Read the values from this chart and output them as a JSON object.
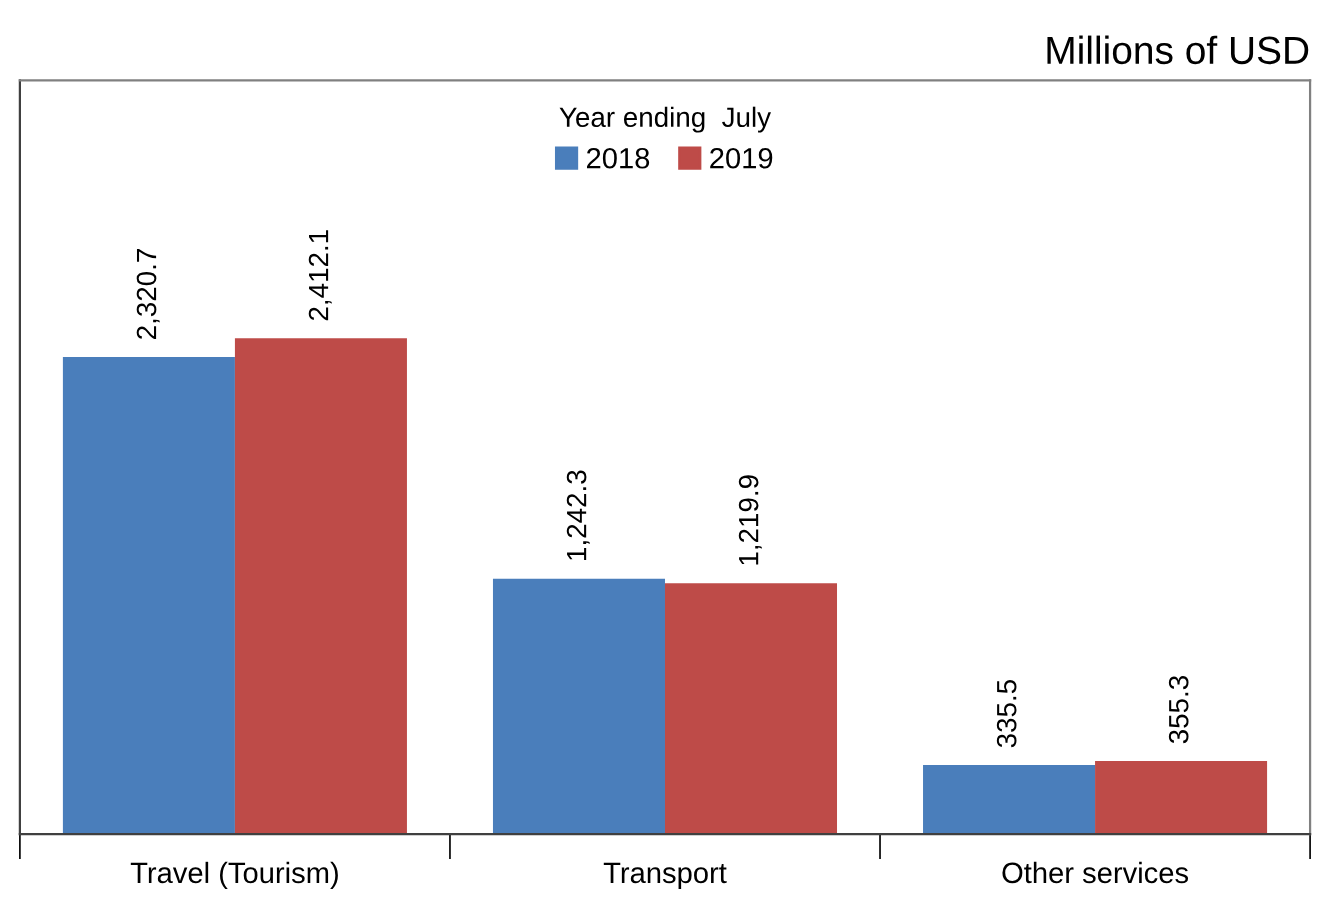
{
  "chart_data": {
    "type": "bar",
    "title": "Millions of USD",
    "legend_title": "Year ending  July",
    "categories": [
      "Travel (Tourism)",
      "Transport",
      "Other services"
    ],
    "series": [
      {
        "name": "2018",
        "color": "#4a7ebb",
        "values": [
          2320.7,
          1242.3,
          335.5
        ],
        "value_labels": [
          "2,320.7",
          "1,242.3",
          "335.5"
        ]
      },
      {
        "name": "2019",
        "color": "#be4b48",
        "values": [
          2412.1,
          1219.9,
          355.3
        ],
        "value_labels": [
          "2,412.1",
          "1,219.9",
          "355.3"
        ]
      }
    ],
    "legend": "top",
    "grid": false
  }
}
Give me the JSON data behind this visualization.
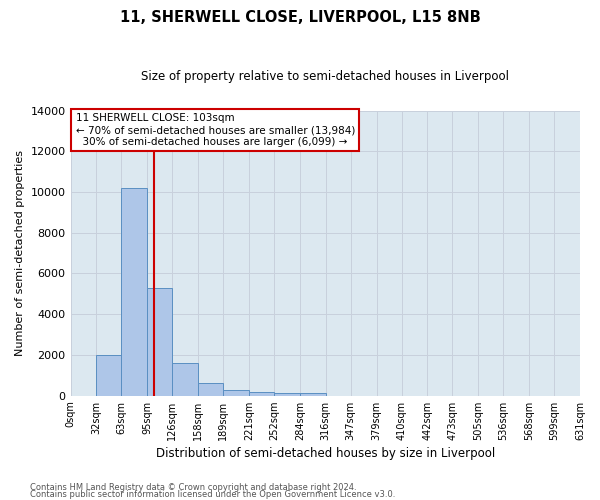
{
  "title": "11, SHERWELL CLOSE, LIVERPOOL, L15 8NB",
  "subtitle": "Size of property relative to semi-detached houses in Liverpool",
  "xlabel": "Distribution of semi-detached houses by size in Liverpool",
  "ylabel": "Number of semi-detached properties",
  "property_label": "11 SHERWELL CLOSE: 103sqm",
  "pct_smaller": 70,
  "count_smaller": 13984,
  "pct_larger": 30,
  "count_larger": 6099,
  "bin_edges": [
    0,
    32,
    63,
    95,
    126,
    158,
    189,
    221,
    252,
    284,
    316,
    347,
    379,
    410,
    442,
    473,
    505,
    536,
    568,
    599,
    631
  ],
  "bar_values": [
    0,
    2000,
    10200,
    5300,
    1600,
    600,
    270,
    170,
    130,
    130,
    0,
    0,
    0,
    0,
    0,
    0,
    0,
    0,
    0,
    0
  ],
  "bar_color": "#aec6e8",
  "bar_edge_color": "#5a8fc2",
  "vline_color": "#cc0000",
  "vline_x": 103,
  "ylim": [
    0,
    14000
  ],
  "yticks": [
    0,
    2000,
    4000,
    6000,
    8000,
    10000,
    12000,
    14000
  ],
  "tick_labels": [
    "0sqm",
    "32sqm",
    "63sqm",
    "95sqm",
    "126sqm",
    "158sqm",
    "189sqm",
    "221sqm",
    "252sqm",
    "284sqm",
    "316sqm",
    "347sqm",
    "379sqm",
    "410sqm",
    "442sqm",
    "473sqm",
    "505sqm",
    "536sqm",
    "568sqm",
    "599sqm",
    "631sqm"
  ],
  "grid_color": "#c8d0dc",
  "bg_color": "#dce8f0",
  "annotation_box_color": "#cc0000",
  "footer_line1": "Contains HM Land Registry data © Crown copyright and database right 2024.",
  "footer_line2": "Contains public sector information licensed under the Open Government Licence v3.0."
}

### [SET TASK]
Omit the pictures and reproduce the listing exactly.

### [TASK RESULT]
Read the values from this chart and output them as a JSON object.
{
  "chart_data": {
    "type": "bar",
    "title": "Millions of USD",
    "legend_title": "Year ending  July",
    "categories": [
      "Travel (Tourism)",
      "Transport",
      "Other services"
    ],
    "series": [
      {
        "name": "2018",
        "color": "#4a7ebb",
        "values": [
          2320.7,
          1242.3,
          335.5
        ],
        "value_labels": [
          "2,320.7",
          "1,242.3",
          "335.5"
        ]
      },
      {
        "name": "2019",
        "color": "#be4b48",
        "values": [
          2412.1,
          1219.9,
          355.3
        ],
        "value_labels": [
          "2,412.1",
          "1,219.9",
          "355.3"
        ]
      }
    ],
    "legend": "top",
    "grid": false
  }
}
Give me the JSON data behind this visualization.
{
  "title": "11, SHERWELL CLOSE, LIVERPOOL, L15 8NB",
  "subtitle": "Size of property relative to semi-detached houses in Liverpool",
  "xlabel": "Distribution of semi-detached houses by size in Liverpool",
  "ylabel": "Number of semi-detached properties",
  "property_label": "11 SHERWELL CLOSE: 103sqm",
  "pct_smaller": 70,
  "count_smaller": 13984,
  "pct_larger": 30,
  "count_larger": 6099,
  "bin_edges": [
    0,
    32,
    63,
    95,
    126,
    158,
    189,
    221,
    252,
    284,
    316,
    347,
    379,
    410,
    442,
    473,
    505,
    536,
    568,
    599,
    631
  ],
  "bar_values": [
    0,
    2000,
    10200,
    5300,
    1600,
    600,
    270,
    170,
    130,
    130,
    0,
    0,
    0,
    0,
    0,
    0,
    0,
    0,
    0,
    0
  ],
  "bar_color": "#aec6e8",
  "bar_edge_color": "#5a8fc2",
  "vline_color": "#cc0000",
  "vline_x": 103,
  "ylim": [
    0,
    14000
  ],
  "yticks": [
    0,
    2000,
    4000,
    6000,
    8000,
    10000,
    12000,
    14000
  ],
  "tick_labels": [
    "0sqm",
    "32sqm",
    "63sqm",
    "95sqm",
    "126sqm",
    "158sqm",
    "189sqm",
    "221sqm",
    "252sqm",
    "284sqm",
    "316sqm",
    "347sqm",
    "379sqm",
    "410sqm",
    "442sqm",
    "473sqm",
    "505sqm",
    "536sqm",
    "568sqm",
    "599sqm",
    "631sqm"
  ],
  "grid_color": "#c8d0dc",
  "bg_color": "#dce8f0",
  "annotation_box_color": "#cc0000",
  "footer_line1": "Contains HM Land Registry data © Crown copyright and database right 2024.",
  "footer_line2": "Contains public sector information licensed under the Open Government Licence v3.0."
}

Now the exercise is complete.